Dataset records:
------------------------------------------------------------------------

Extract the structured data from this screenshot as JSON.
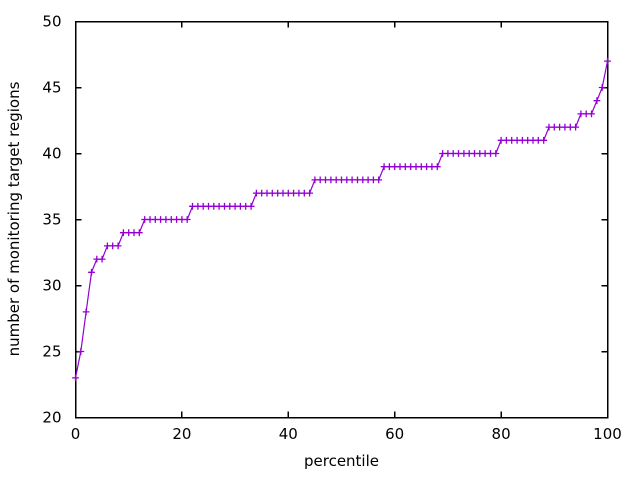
{
  "figure": {
    "background_color": "#ffffff",
    "text_color": "#000000",
    "border_color": "#000000"
  },
  "chart_data": {
    "type": "line",
    "title": "",
    "xlabel": "percentile",
    "ylabel": "number of monitoring target regions",
    "xlim": [
      0,
      100
    ],
    "ylim": [
      20,
      50
    ],
    "xticks": [
      0,
      20,
      40,
      60,
      80,
      100
    ],
    "yticks": [
      20,
      25,
      30,
      35,
      40,
      45,
      50
    ],
    "grid": false,
    "legend_position": "none",
    "series": [
      {
        "name": "monitoring-target-regions-percentile",
        "color": "#9400d3",
        "marker": "plus",
        "x_start": 0,
        "x_step": 1,
        "n_points": 101,
        "values": [
          23,
          25,
          28,
          31,
          32,
          32,
          33,
          33,
          33,
          34,
          34,
          34,
          34,
          35,
          35,
          35,
          35,
          35,
          35,
          35,
          35,
          35,
          36,
          36,
          36,
          36,
          36,
          36,
          36,
          36,
          36,
          36,
          36,
          36,
          37,
          37,
          37,
          37,
          37,
          37,
          37,
          37,
          37,
          37,
          37,
          38,
          38,
          38,
          38,
          38,
          38,
          38,
          38,
          38,
          38,
          38,
          38,
          38,
          39,
          39,
          39,
          39,
          39,
          39,
          39,
          39,
          39,
          39,
          39,
          40,
          40,
          40,
          40,
          40,
          40,
          40,
          40,
          40,
          40,
          40,
          41,
          41,
          41,
          41,
          41,
          41,
          41,
          41,
          41,
          42,
          42,
          42,
          42,
          42,
          42,
          43,
          43,
          43,
          44,
          45,
          47
        ]
      }
    ]
  }
}
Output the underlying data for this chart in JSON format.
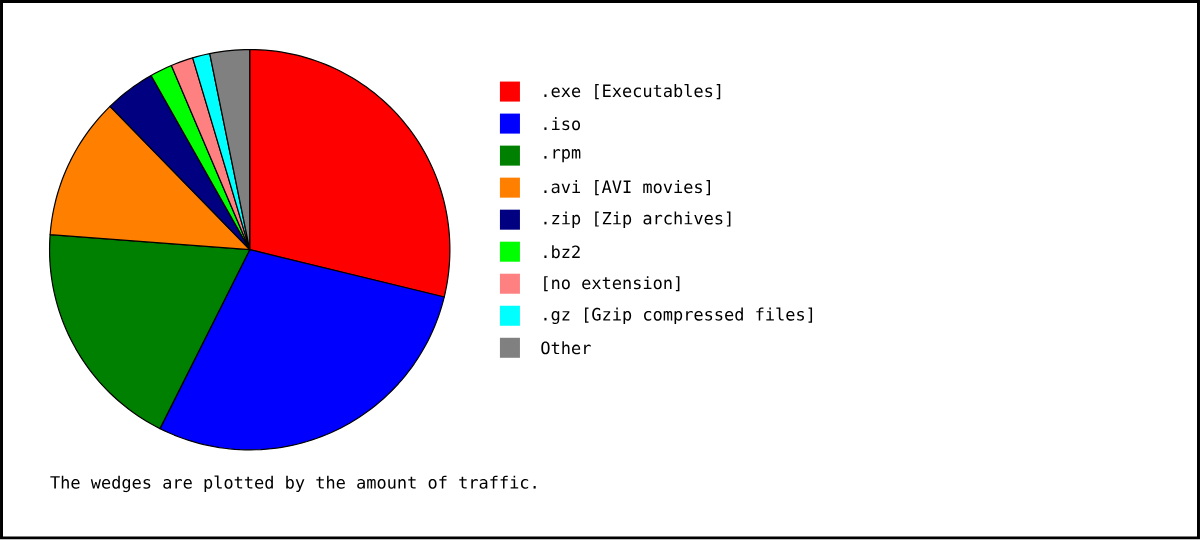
{
  "chart_data": {
    "type": "pie",
    "categories": [
      ".exe [Executables]",
      ".iso",
      ".rpm",
      ".avi [AVI movies]",
      ".zip [Zip archives]",
      ".bz2",
      "[no extension]",
      ".gz [Gzip compressed files]",
      "Other"
    ],
    "values": [
      28.8,
      28.6,
      18.8,
      11.5,
      4.1,
      1.8,
      1.8,
      1.4,
      3.2
    ],
    "colors": [
      "#ff0000",
      "#0000ff",
      "#008000",
      "#ff8000",
      "#000080",
      "#00ff00",
      "#ff8080",
      "#00ffff",
      "#808080"
    ],
    "legend": "right",
    "annotations": [
      "The wedges are plotted by the amount of traffic."
    ]
  }
}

------------------------------------------------------------------------

Direction: Copy out the whole listing exactly, and don't carry over any pictures.

The answer:
Extract the structured data from this screenshot as JSON.
{
  "figure": {
    "background_color": "#ffffff",
    "text_color": "#000000",
    "border_color": "#000000"
  },
  "chart_data": {
    "type": "line",
    "title": "",
    "xlabel": "percentile",
    "ylabel": "number of monitoring target regions",
    "xlim": [
      0,
      100
    ],
    "ylim": [
      20,
      50
    ],
    "xticks": [
      0,
      20,
      40,
      60,
      80,
      100
    ],
    "yticks": [
      20,
      25,
      30,
      35,
      40,
      45,
      50
    ],
    "grid": false,
    "legend_position": "none",
    "series": [
      {
        "name": "monitoring-target-regions-percentile",
        "color": "#9400d3",
        "marker": "plus",
        "x_start": 0,
        "x_step": 1,
        "n_points": 101,
        "values": [
          23,
          25,
          28,
          31,
          32,
          32,
          33,
          33,
          33,
          34,
          34,
          34,
          34,
          35,
          35,
          35,
          35,
          35,
          35,
          35,
          35,
          35,
          36,
          36,
          36,
          36,
          36,
          36,
          36,
          36,
          36,
          36,
          36,
          36,
          37,
          37,
          37,
          37,
          37,
          37,
          37,
          37,
          37,
          37,
          37,
          38,
          38,
          38,
          38,
          38,
          38,
          38,
          38,
          38,
          38,
          38,
          38,
          38,
          39,
          39,
          39,
          39,
          39,
          39,
          39,
          39,
          39,
          39,
          39,
          40,
          40,
          40,
          40,
          40,
          40,
          40,
          40,
          40,
          40,
          40,
          41,
          41,
          41,
          41,
          41,
          41,
          41,
          41,
          41,
          42,
          42,
          42,
          42,
          42,
          42,
          43,
          43,
          43,
          44,
          45,
          47
        ]
      }
    ]
  }
}
Output the underlying data for this chart in JSON format.
{
  "chart_data": {
    "type": "pie",
    "categories": [
      ".exe [Executables]",
      ".iso",
      ".rpm",
      ".avi [AVI movies]",
      ".zip [Zip archives]",
      ".bz2",
      "[no extension]",
      ".gz [Gzip compressed files]",
      "Other"
    ],
    "values": [
      28.8,
      28.6,
      18.8,
      11.5,
      4.1,
      1.8,
      1.8,
      1.4,
      3.2
    ],
    "colors": [
      "#ff0000",
      "#0000ff",
      "#008000",
      "#ff8000",
      "#000080",
      "#00ff00",
      "#ff8080",
      "#00ffff",
      "#808080"
    ],
    "legend": "right",
    "annotations": [
      "The wedges are plotted by the amount of traffic."
    ]
  }
}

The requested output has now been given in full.